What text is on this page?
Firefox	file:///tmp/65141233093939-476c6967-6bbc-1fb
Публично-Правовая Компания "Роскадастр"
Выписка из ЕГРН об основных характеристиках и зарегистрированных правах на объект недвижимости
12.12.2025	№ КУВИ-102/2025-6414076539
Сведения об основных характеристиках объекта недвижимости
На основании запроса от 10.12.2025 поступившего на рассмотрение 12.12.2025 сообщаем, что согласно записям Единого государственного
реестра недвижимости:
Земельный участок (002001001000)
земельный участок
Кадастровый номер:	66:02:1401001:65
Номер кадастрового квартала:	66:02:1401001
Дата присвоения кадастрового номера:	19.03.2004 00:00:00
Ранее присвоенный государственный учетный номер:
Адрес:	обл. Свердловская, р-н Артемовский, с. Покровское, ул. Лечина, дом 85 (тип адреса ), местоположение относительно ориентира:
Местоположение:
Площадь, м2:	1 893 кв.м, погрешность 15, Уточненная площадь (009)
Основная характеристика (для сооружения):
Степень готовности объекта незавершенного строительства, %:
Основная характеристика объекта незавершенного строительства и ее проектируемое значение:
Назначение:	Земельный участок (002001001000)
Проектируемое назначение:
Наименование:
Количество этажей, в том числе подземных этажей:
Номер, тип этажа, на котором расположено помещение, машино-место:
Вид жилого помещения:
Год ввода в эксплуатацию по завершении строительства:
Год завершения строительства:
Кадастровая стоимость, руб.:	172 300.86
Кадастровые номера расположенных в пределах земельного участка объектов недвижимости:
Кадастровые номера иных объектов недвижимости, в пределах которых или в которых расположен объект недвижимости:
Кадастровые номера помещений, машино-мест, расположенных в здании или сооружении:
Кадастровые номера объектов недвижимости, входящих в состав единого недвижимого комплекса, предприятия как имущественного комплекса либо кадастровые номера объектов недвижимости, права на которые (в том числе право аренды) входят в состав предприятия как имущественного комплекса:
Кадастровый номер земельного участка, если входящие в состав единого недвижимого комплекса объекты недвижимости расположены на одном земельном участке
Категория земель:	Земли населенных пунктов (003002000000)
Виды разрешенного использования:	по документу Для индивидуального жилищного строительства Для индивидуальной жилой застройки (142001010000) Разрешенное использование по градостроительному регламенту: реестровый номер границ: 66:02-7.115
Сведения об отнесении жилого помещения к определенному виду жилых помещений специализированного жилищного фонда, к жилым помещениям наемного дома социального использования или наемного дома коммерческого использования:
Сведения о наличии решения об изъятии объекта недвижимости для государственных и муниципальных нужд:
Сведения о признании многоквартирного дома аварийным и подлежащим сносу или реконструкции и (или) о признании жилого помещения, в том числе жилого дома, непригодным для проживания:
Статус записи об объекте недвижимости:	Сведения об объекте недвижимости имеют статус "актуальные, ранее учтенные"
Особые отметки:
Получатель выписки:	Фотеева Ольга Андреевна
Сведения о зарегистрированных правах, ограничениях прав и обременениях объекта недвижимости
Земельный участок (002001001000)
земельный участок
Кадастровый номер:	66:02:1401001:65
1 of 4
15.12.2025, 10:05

▶ _Given exercise_: Copy every line of the listing containing the string "недвижимого".

▶ _Output_:
Кадастровые номера объектов недвижимости, входящих в состав единого недвижимого комплекса, предприятия как имущественного комплекса либо кадастровые номера объектов недвижимости, права на которые (в том числе право аренды) входят в состав предприятия как имущественного комплекса:
Кадастровый номер земельного участка, если входящие в состав единого недвижимого комплекса объекты недвижимости расположены на одном земельном участке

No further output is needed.